▶ [Your task] Write out the records beneath this line exactly as they appear, minus any images.

▶ [Excerpted records]

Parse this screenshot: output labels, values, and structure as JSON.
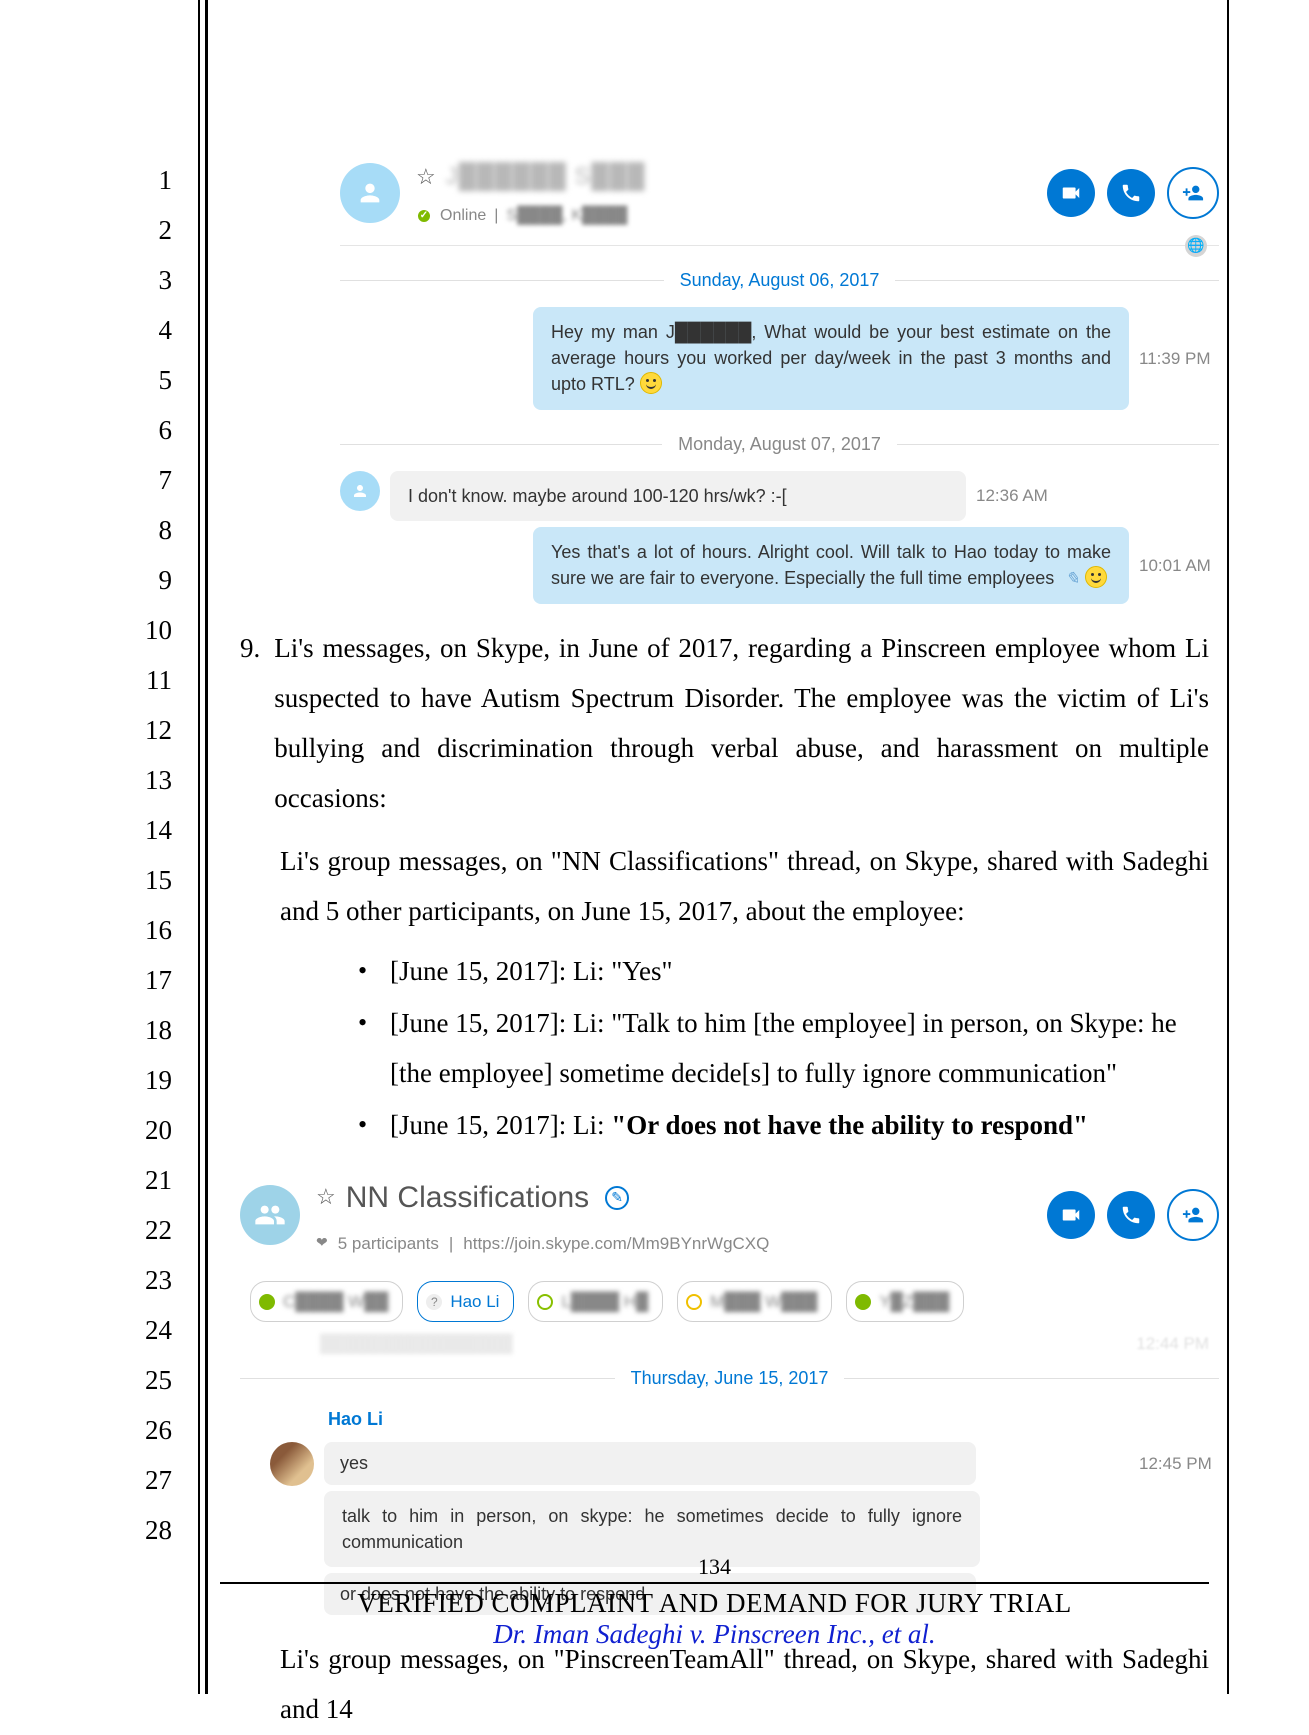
{
  "lineNumbers": [
    1,
    2,
    3,
    4,
    5,
    6,
    7,
    8,
    9,
    10,
    11,
    12,
    13,
    14,
    15,
    16,
    17,
    18,
    19,
    20,
    21,
    22,
    23,
    24,
    25,
    26,
    27,
    28
  ],
  "skype1": {
    "contactName": "J██████ S███",
    "statusText": "Online",
    "locationText": "S████, K████",
    "date1": "Sunday, August 06, 2017",
    "msg1": "Hey my man J██████, What would be your best estimate on the average hours you worked per day/week in the past 3 months and upto RTL?",
    "ts1": "11:39 PM",
    "date2": "Monday, August 07, 2017",
    "msg2": "I don't know. maybe around 100-120 hrs/wk? :-[",
    "ts2": "12:36 AM",
    "msg3": "Yes that's a lot of hours. Alright cool. Will talk to Hao today to make sure we are fair to everyone. Especially the full time employees",
    "ts3": "10:01 AM"
  },
  "legal": {
    "itemNum": "9.",
    "para1": "Li's messages, on Skype, in June of 2017, regarding a Pinscreen employee whom Li suspected to have Autism Spectrum Disorder. The employee was the victim of Li's bullying and discrimination through verbal abuse, and harassment on multiple occasions:",
    "para2": "Li's group messages, on \"NN Classifications\" thread, on Skype, shared with Sadeghi and 5 other participants, on June 15, 2017, about the employee:",
    "b1": "[June 15, 2017]: Li: \"Yes\"",
    "b2": "[June 15, 2017]: Li: \"Talk to him [the employee] in person, on Skype: he [the employee] sometime decide[s] to fully ignore communication\"",
    "b3prefix": "[June 15, 2017]: Li: ",
    "b3bold": "\"Or does not have the ability to respond\"",
    "para3": "Li's group messages, on \"PinscreenTeamAll\" thread, on Skype, shared with Sadeghi and 14"
  },
  "skype2": {
    "groupName": "NN Classifications",
    "participantsText": "5 participants",
    "link": "https://join.skype.com/Mm9BYnrWgCXQ",
    "chip1": "C████ W██",
    "chip2": "Hao Li",
    "chip3": "L████ H█",
    "chip4": "M███ W███",
    "chip5": "Y█Z███",
    "dateRedacted": "████████████████",
    "date": "Thursday, June 15, 2017",
    "tsRedacted": "12:44 PM",
    "sender": "Hao Li",
    "msgA": "yes",
    "msgB": "talk to him in person, on skype: he sometimes decide to fully ignore communication",
    "msgC": "or does not have the ability to respond",
    "ts": "12:45 PM"
  },
  "footer": {
    "pageNum": "134",
    "line1": "VERIFIED COMPLAINT AND DEMAND FOR JURY TRIAL",
    "line2": "Dr. Iman Sadeghi v. Pinscreen Inc., et al."
  }
}
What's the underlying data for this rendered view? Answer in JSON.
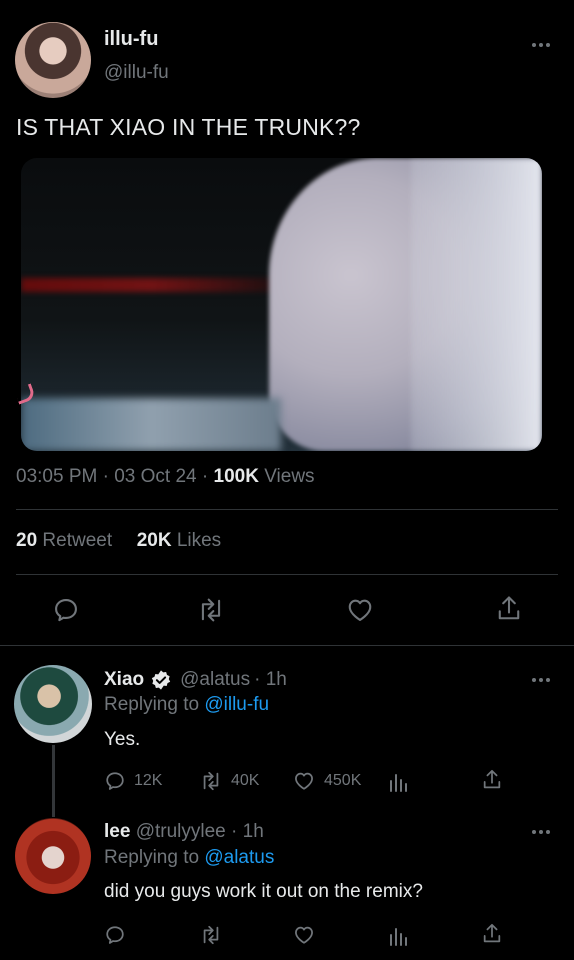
{
  "tweet": {
    "display_name": "illu-fu",
    "handle": "@illu-fu",
    "text": "IS THAT XIAO IN THE TRUNK??",
    "time": "03:05 PM",
    "date": "03 Oct 24",
    "views_count": "100K",
    "views_label": "Views",
    "retweets_count": "20",
    "retweets_label": "Retweet",
    "likes_count": "20K",
    "likes_label": "Likes"
  },
  "replies": [
    {
      "display_name": "Xiao",
      "handle": "@alatus",
      "age": "· 1h",
      "replying_prefix": "Replying to",
      "replying_to": "@illu-fu",
      "text": "Yes.",
      "reply_count": "12K",
      "retweet_count": "40K",
      "like_count": "450K",
      "verified": true
    },
    {
      "display_name": "lee",
      "handle": "@trulyylee",
      "age": "· 1h",
      "replying_prefix": "Replying to",
      "replying_to": "@alatus",
      "text": "did you guys work it out on the remix?"
    }
  ],
  "colors": {
    "background": "#000000",
    "text": "#e7e9ea",
    "secondary": "#71767b",
    "link": "#1d9bf0",
    "divider": "#2f3336"
  },
  "icons": [
    "more-icon",
    "reply-icon",
    "retweet-icon",
    "like-icon",
    "share-icon",
    "analytics-icon",
    "verified-icon"
  ]
}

▶ [Complete answer]
Parse this screenshot: output labels, values, and structure as JSON.
{
  "lineNumbers": [
    1,
    2,
    3,
    4,
    5,
    6,
    7,
    8,
    9,
    10,
    11,
    12,
    13,
    14,
    15,
    16,
    17,
    18,
    19,
    20,
    21,
    22,
    23,
    24,
    25,
    26,
    27,
    28
  ],
  "skype1": {
    "contactName": "J██████ S███",
    "statusText": "Online",
    "locationText": "S████, K████",
    "date1": "Sunday, August 06, 2017",
    "msg1": "Hey my man J██████, What would be your best estimate on the average hours you worked per day/week in the past 3 months and upto RTL?",
    "ts1": "11:39 PM",
    "date2": "Monday, August 07, 2017",
    "msg2": "I don't know. maybe around 100-120 hrs/wk? :-[",
    "ts2": "12:36 AM",
    "msg3": "Yes that's a lot of hours. Alright cool. Will talk to Hao today to make sure we are fair to everyone. Especially the full time employees",
    "ts3": "10:01 AM"
  },
  "legal": {
    "itemNum": "9.",
    "para1": "Li's messages, on Skype, in June of 2017, regarding a Pinscreen employee whom Li suspected to have Autism Spectrum Disorder. The employee was the victim of Li's bullying and discrimination through verbal abuse, and harassment on multiple occasions:",
    "para2": "Li's group messages, on \"NN Classifications\" thread, on Skype, shared with Sadeghi and 5 other participants, on June 15, 2017, about the employee:",
    "b1": "[June 15, 2017]: Li: \"Yes\"",
    "b2": "[June 15, 2017]: Li: \"Talk to him [the employee] in person, on Skype: he [the employee] sometime decide[s] to fully ignore communication\"",
    "b3prefix": "[June 15, 2017]: Li: ",
    "b3bold": "\"Or does not have the ability to respond\"",
    "para3": "Li's group messages, on \"PinscreenTeamAll\" thread, on Skype, shared with Sadeghi and 14"
  },
  "skype2": {
    "groupName": "NN Classifications",
    "participantsText": "5 participants",
    "link": "https://join.skype.com/Mm9BYnrWgCXQ",
    "chip1": "C████ W██",
    "chip2": "Hao Li",
    "chip3": "L████ H█",
    "chip4": "M███ W███",
    "chip5": "Y█Z███",
    "dateRedacted": "████████████████",
    "date": "Thursday, June 15, 2017",
    "tsRedacted": "12:44 PM",
    "sender": "Hao Li",
    "msgA": "yes",
    "msgB": "talk to him in person, on skype: he sometimes decide to fully ignore communication",
    "msgC": "or does not have the ability to respond",
    "ts": "12:45 PM"
  },
  "footer": {
    "pageNum": "134",
    "line1": "VERIFIED COMPLAINT AND DEMAND FOR JURY TRIAL",
    "line2": "Dr. Iman Sadeghi v. Pinscreen Inc., et al."
  }
}
What's the underlying data for this rendered view? Answer in JSON.
{
  "tweet": {
    "display_name": "illu-fu",
    "handle": "@illu-fu",
    "text": "IS THAT XIAO IN THE TRUNK??",
    "time": "03:05 PM",
    "date": "03 Oct 24",
    "views_count": "100K",
    "views_label": "Views",
    "retweets_count": "20",
    "retweets_label": "Retweet",
    "likes_count": "20K",
    "likes_label": "Likes"
  },
  "replies": [
    {
      "display_name": "Xiao",
      "handle": "@alatus",
      "age": "· 1h",
      "replying_prefix": "Replying to",
      "replying_to": "@illu-fu",
      "text": "Yes.",
      "reply_count": "12K",
      "retweet_count": "40K",
      "like_count": "450K",
      "verified": true
    },
    {
      "display_name": "lee",
      "handle": "@trulyylee",
      "age": "· 1h",
      "replying_prefix": "Replying to",
      "replying_to": "@alatus",
      "text": "did you guys work it out on the remix?"
    }
  ],
  "colors": {
    "background": "#000000",
    "text": "#e7e9ea",
    "secondary": "#71767b",
    "link": "#1d9bf0",
    "divider": "#2f3336"
  },
  "icons": [
    "more-icon",
    "reply-icon",
    "retweet-icon",
    "like-icon",
    "share-icon",
    "analytics-icon",
    "verified-icon"
  ]
}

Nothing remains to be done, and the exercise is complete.